Work instructions -
Without altering anything, output the material below.

↓

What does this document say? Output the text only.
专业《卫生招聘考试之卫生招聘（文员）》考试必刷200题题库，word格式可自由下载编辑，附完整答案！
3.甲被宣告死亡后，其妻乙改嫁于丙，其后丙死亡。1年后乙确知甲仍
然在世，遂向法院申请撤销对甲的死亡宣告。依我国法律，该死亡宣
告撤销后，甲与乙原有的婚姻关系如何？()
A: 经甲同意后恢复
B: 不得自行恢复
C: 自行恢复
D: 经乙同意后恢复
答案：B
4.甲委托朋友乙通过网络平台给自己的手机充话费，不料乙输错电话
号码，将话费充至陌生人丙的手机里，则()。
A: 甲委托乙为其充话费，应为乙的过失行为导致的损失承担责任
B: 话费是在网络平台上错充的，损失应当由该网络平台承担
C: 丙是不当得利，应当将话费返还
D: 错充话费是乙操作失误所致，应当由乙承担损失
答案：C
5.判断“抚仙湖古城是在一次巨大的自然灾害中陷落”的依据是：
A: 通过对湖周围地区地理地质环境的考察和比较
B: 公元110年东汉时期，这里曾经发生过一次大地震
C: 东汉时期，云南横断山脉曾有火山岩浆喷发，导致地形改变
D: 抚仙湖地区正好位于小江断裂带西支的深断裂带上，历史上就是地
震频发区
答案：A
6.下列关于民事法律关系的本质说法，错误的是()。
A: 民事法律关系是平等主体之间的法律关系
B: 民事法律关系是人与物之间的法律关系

↑

The solution -
What does this document say? Output the text only.
专业《卫生招聘考试之卫生招聘（文员）》考试必刷200题题库，word格式可自由下载编辑，附完整答案！
3.甲被宣告死亡后，其妻乙改嫁于丙，其后丙死亡。1年后乙确知甲仍
然在世，遂向法院申请撤销对甲的死亡宣告。依我国法律，该死亡宣
告撤销后，甲与乙原有的婚姻关系如何？()
A: 经甲同意后恢复
B: 不得自行恢复
C: 自行恢复
D: 经乙同意后恢复
答案：B
4.甲委托朋友乙通过网络平台给自己的手机充话费，不料乙输错电话
号码，将话费充至陌生人丙的手机里，则()。
A: 甲委托乙为其充话费，应为乙的过失行为导致的损失承担责任
B: 话费是在网络平台上错充的，损失应当由该网络平台承担
C: 丙是不当得利，应当将话费返还
D: 错充话费是乙操作失误所致，应当由乙承担损失
答案：C
5.判断“抚仙湖古城是在一次巨大的自然灾害中陷落”的依据是：
A: 通过对湖周围地区地理地质环境的考察和比较
B: 公元110年东汉时期，这里曾经发生过一次大地震
C: 东汉时期，云南横断山脉曾有火山岩浆喷发，导致地形改变
D: 抚仙湖地区正好位于小江断裂带西支的深断裂带上，历史上就是地
震频发区
答案：A
6.下列关于民事法律关系的本质说法，错误的是()。
A: 民事法律关系是平等主体之间的法律关系
B: 民事法律关系是人与物之间的法律关系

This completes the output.